### Short exercise
Go through the entries below and collect each line with the string "Presidente" in it.

------ Provided entries

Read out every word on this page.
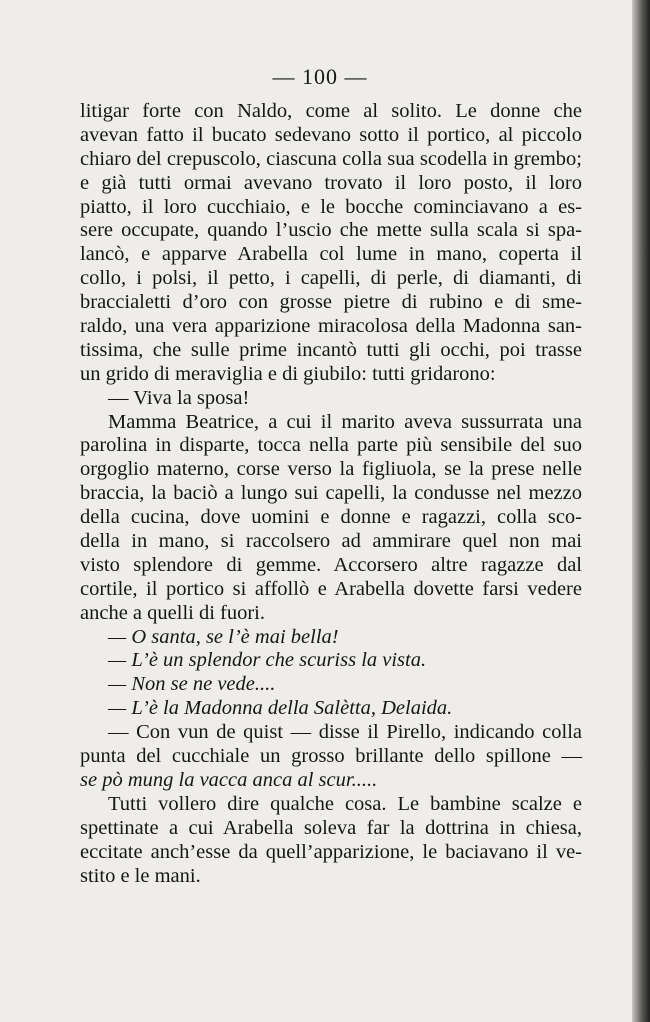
— 100 —
litigar forte con Naldo, come al solito. Le donne che
avevan fatto il bucato sedevano sotto il portico, al piccolo
chiaro del crepuscolo, ciascuna colla sua scodella in grembo;
e già tutti ormai avevano trovato il loro posto, il loro
piatto, il loro cucchiaio, e le bocche cominciavano a es-
sere occupate, quando l’uscio che mette sulla scala si spa-
lancò, e apparve Arabella col lume in mano, coperta il
collo, i polsi, il petto, i capelli, di perle, di diamanti, di
braccialetti d’oro con grosse pietre di rubino e di sme-
raldo, una vera apparizione miracolosa della Madonna san-
tissima, che sulle prime incantò tutti gli occhi, poi trasse
un grido di meraviglia e di giubilo: tutti gridarono:
— Viva la sposa!
Mamma Beatrice, a cui il marito aveva sussurrata una
parolina in disparte, tocca nella parte più sensibile del suo
orgoglio materno, corse verso la figliuola, se la prese nelle
braccia, la baciò a lungo sui capelli, la condusse nel mezzo
della cucina, dove uomini e donne e ragazzi, colla sco-
della in mano, si raccolsero ad ammirare quel non mai
visto splendore di gemme. Accorsero altre ragazze dal
cortile, il portico si affollò e Arabella dovette farsi vedere
anche a quelli di fuori.
— O santa, se l’è mai bella!
— L’è un splendor che scuriss la vista.
— Non se ne vede....
— L’è la Madonna della Salètta, Delaida.
— Con vun de quist — disse il Pirello, indicando colla
punta del cucchiale un grosso brillante dello spillone —
se pò mung la vacca anca al scur.....
Tutti vollero dire qualche cosa. Le bambine scalze e
spettinate a cui Arabella soleva far la dottrina in chiesa,
eccitate anch’esse da quell’apparizione, le baciavano il ve-
stito e le mani.
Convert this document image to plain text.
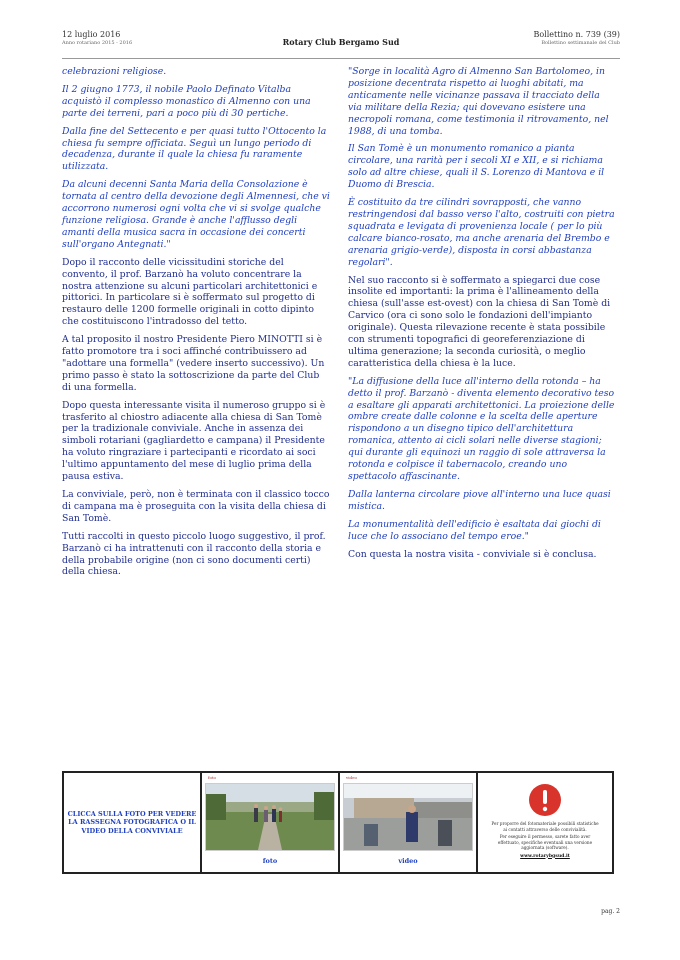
12 luglio 2016
Anno rotariano 2015 - 2016	Rotary Club Bergamo Sud
Bollettino n. 739 (39)
Bollettino settimanale del Club

celebrazioni religiose.

Il 2 giugno 1773, il nobile Paolo Definato Vitalba acquistò il complesso monastico di Almenno con una parte dei terreni, pari a poco più di 30 pertiche.

Dalla fine del Settecento e per quasi tutto l'Ottocento la chiesa fu sempre officiata. Seguì un lungo periodo di decadenza, durante il quale la chiesa fu raramente utilizzata.

Da alcuni decenni Santa Maria della Consolazione è tornata al centro della devozione degli Almennesi, che vi accorrono numerosi ogni volta che vi si svolge qualche funzione religiosa. Grande è anche l'afflusso degli amanti della musica sacra in occasione dei concerti sull'organo Antegnati."

Dopo il racconto delle vicissitudini storiche del convento, il prof. Barzanò ha voluto concentrare la nostra attenzione su alcuni particolari architettonici e pittorici. In particolare si è soffermato sul progetto di restauro delle 1200 formelle originali in cotto dipinto che costituiscono l'intradosso del tetto.

A tal proposito il nostro Presidente Piero MINOTTI si è fatto promotore tra i soci affinché contribuissero ad "adottare una formella" (vedere inserto successivo). Un primo passo è stato la sottoscrizione da parte del Club di una formella.

Dopo questa interessante visita il numeroso gruppo si è trasferito al chiostro adiacente alla chiesa di San Tomè per la tradizionale conviviale. Anche in assenza dei simboli rotariani (gagliardetto e campana) il Presidente ha voluto ringraziare i partecipanti e ricordato ai soci l'ultimo appuntamento del mese di luglio prima della pausa estiva.

La conviviale, però, non è terminata con il classico tocco di campana ma è proseguita con la visita della chiesa di San Tomè.

Tutti raccolti in questo piccolo luogo suggestivo, il prof. Barzanò ci ha intrattenuti con il racconto della storia e della probabile origine (non ci sono documenti certi) della chiesa.

"Sorge in località Agro di Almenno San Bartolomeo, in posizione decentrata rispetto ai luoghi abitati, ma anticamente nelle vicinanze passava il tracciato della via militare della Rezia; qui dovevano esistere una necropoli romana, come testimonia il ritrovamento, nel 1988, di una tomba.

Il San Tomè è un monumento romanico a pianta circolare, una rarità per i secoli XI e XII, e si richiama solo ad altre chiese, quali il S. Lorenzo di Mantova e il Duomo di Brescia.

È costituito da tre cilindri sovrapposti, che vanno restringendosi dal basso verso l'alto, costruiti con pietra squadrata e levigata di provenienza locale ( per lo più calcare bianco-rosato, ma anche arenaria del Brembo e arenaria grigio-verde), disposta in corsi abbastanza regolari".

Nel suo racconto si è soffermato a spiegarci due cose insolite ed importanti: la prima è l'allineamento della chiesa (sull'asse est-ovest) con la chiesa di San Tomè di Carvico (ora ci sono solo le fondazioni dell'impianto originale). Questa rilevazione recente è stata possibile con strumenti topografici di georeferenziazione di ultima generazione; la seconda curiosità, o meglio caratteristica della chiesa è la luce.

"La diffusione della luce all'interno della rotonda – ha detto il prof. Barzanò - diventa elemento decorativo teso a esaltare gli apparati architettonici. La proiezione delle ombre create dalle colonne e la scelta delle aperture rispondono a un disegno tipico dell'architettura romanica, attento ai cicli solari nelle diverse stagioni; qui durante gli equinozi un raggio di sole attraversa la rotonda e colpisce il tabernacolo, creando uno spettacolo affascinante.

Dalla lanterna circolare piove all'interno una luce quasi mistica.

La monumentalità dell'edificio è esaltata dai giochi di luce che lo associano del tempo eroe."

Con questa la nostra visita - conviviale si è conclusa.

CLICCA SULLA FOTO PER VEDERE LA RASSEGNA FOTOGRAFICA O IL VIDEO DELLA CONVIVIALE
foto
foto
video
video
Per proporre del fotomateriale possibili statistiche ai contatti attraverso delle convivialità.
Per eseguire il permesso, sarete fatto aver effettuato, specifiche eventuali una versione aggiornata (software).
www.rotarybgsud.it
pag. 2
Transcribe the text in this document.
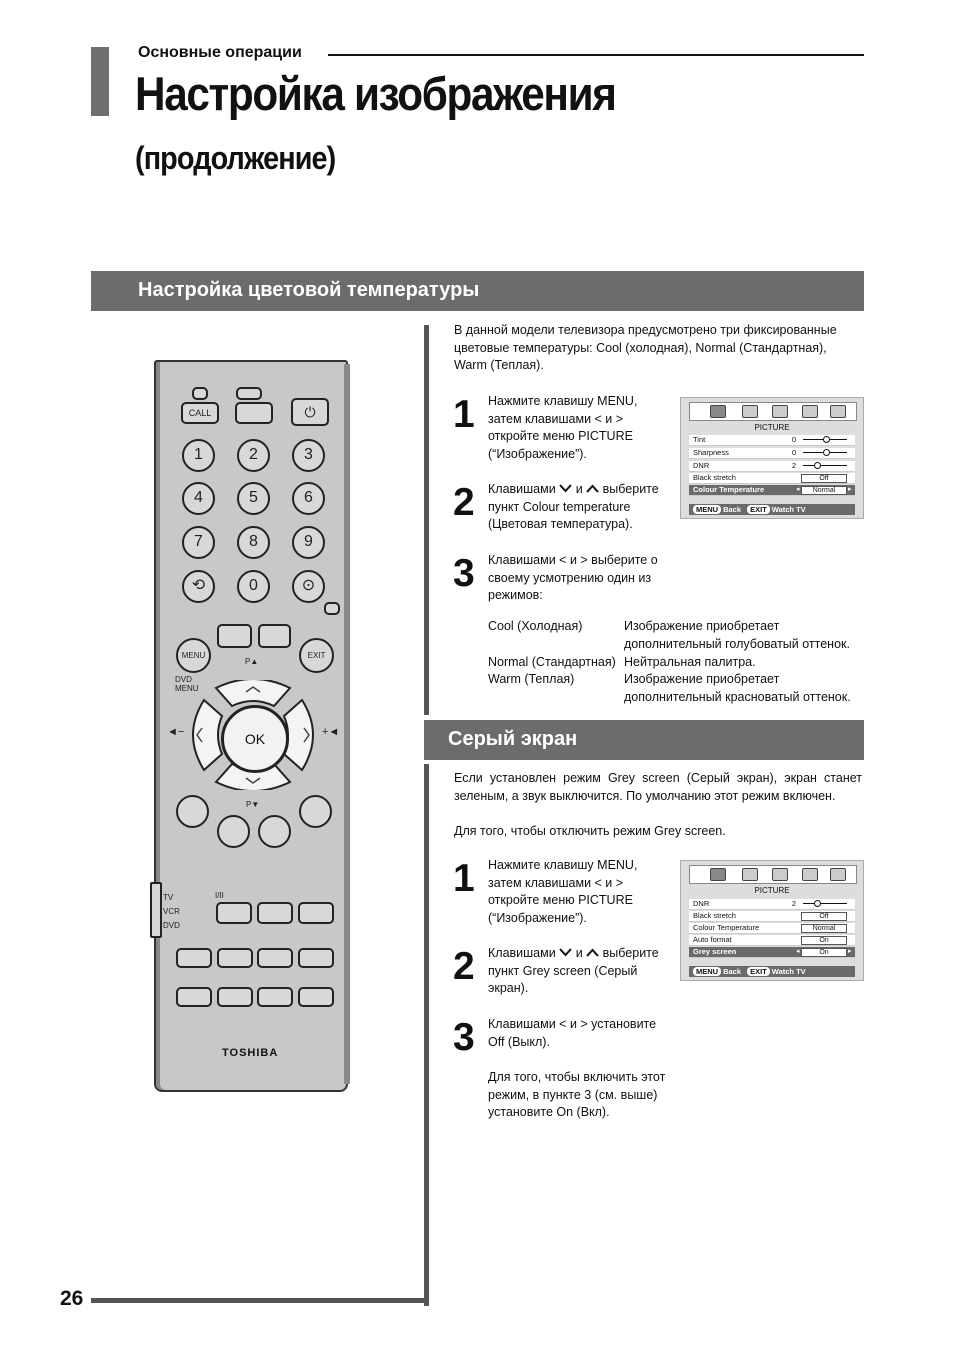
Основные операции
Настройка изображения
(продолжение)
Настройка цветовой температуры
26
В данной модели телевизора предусмотрено три фиксированные цветовые температуры: Cool (холодная), Normal (Стандартная), Warm (Теплая).
1 Нажмите клавишу MENU, затем клавишами < и > откройте меню PICTURE (“Изображение”).
2 Клавишами и выберите пункт Colour temperature (Цветовая температура).
3 Клавишами < и > выберите о своему усмотрению один из режимов:
Cool (Холодная)	Изображение приобретает дополнительный голубоватый оттенок.
Normal (Стандартная) Нейтральная палитра.
Warm (Теплая)	Изображение приобретает дополнительный красноватый оттенок.
PICTURE
Tint	0
Sharpness	0
DNR	2
Black stretch	Off
Colour Temperature	◂	Normal	▸
MENU Back EXIT Watch TV
Серый экран
Если установлен режим Grey screen (Серый экран), экран станет зеленым, а звук выключится. По умолчанию этот режим включен.
Для того, чтобы отключить режим Grey screen.
1 Нажмите клавишу MENU, затем клавишами < и > откройте меню PICTURE (“Изображение”).
2 Клавишами и выберите пункт Grey screen (Серый экран).
3 Клавишами < и > установите Off (Выкл).
Для того, чтобы включить этот режим, в пункте 3 (см. выше) установите On (Вкл).
PICTURE
DNR	2
Black stretch	Off
Colour Temperature	Normal
Auto format	On
Grey screen	◂	On	▸
MENU Back EXIT Watch TV
CALL	⏻
1	2	3
4	5	6
7	8	9
⟲	0	⊙
MENU	EXIT
DVD MENU
P▲
OK
◄−	+◄
P▼
TV
VCR
DVD
I/II
TOSHIBA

------------

### The completed task
A tal proposito il nostro Presidente Piero MINOTTI si è fatto promotore tra i soci affinché contribuissero ad "adottare una formella" (vedere inserto successivo). Un primo passo è stato la sottoscrizione da parte del Club di una formella.
Dopo questa interessante visita il numeroso gruppo si è trasferito al chiostro adiacente alla chiesa di San Tomè per la tradizionale conviviale. Anche in assenza dei simboli rotariani (gagliardetto e campana) il Presidente ha voluto ringraziare i partecipanti e ricordato ai soci l'ultimo appuntamento del mese di luglio prima della pausa estiva.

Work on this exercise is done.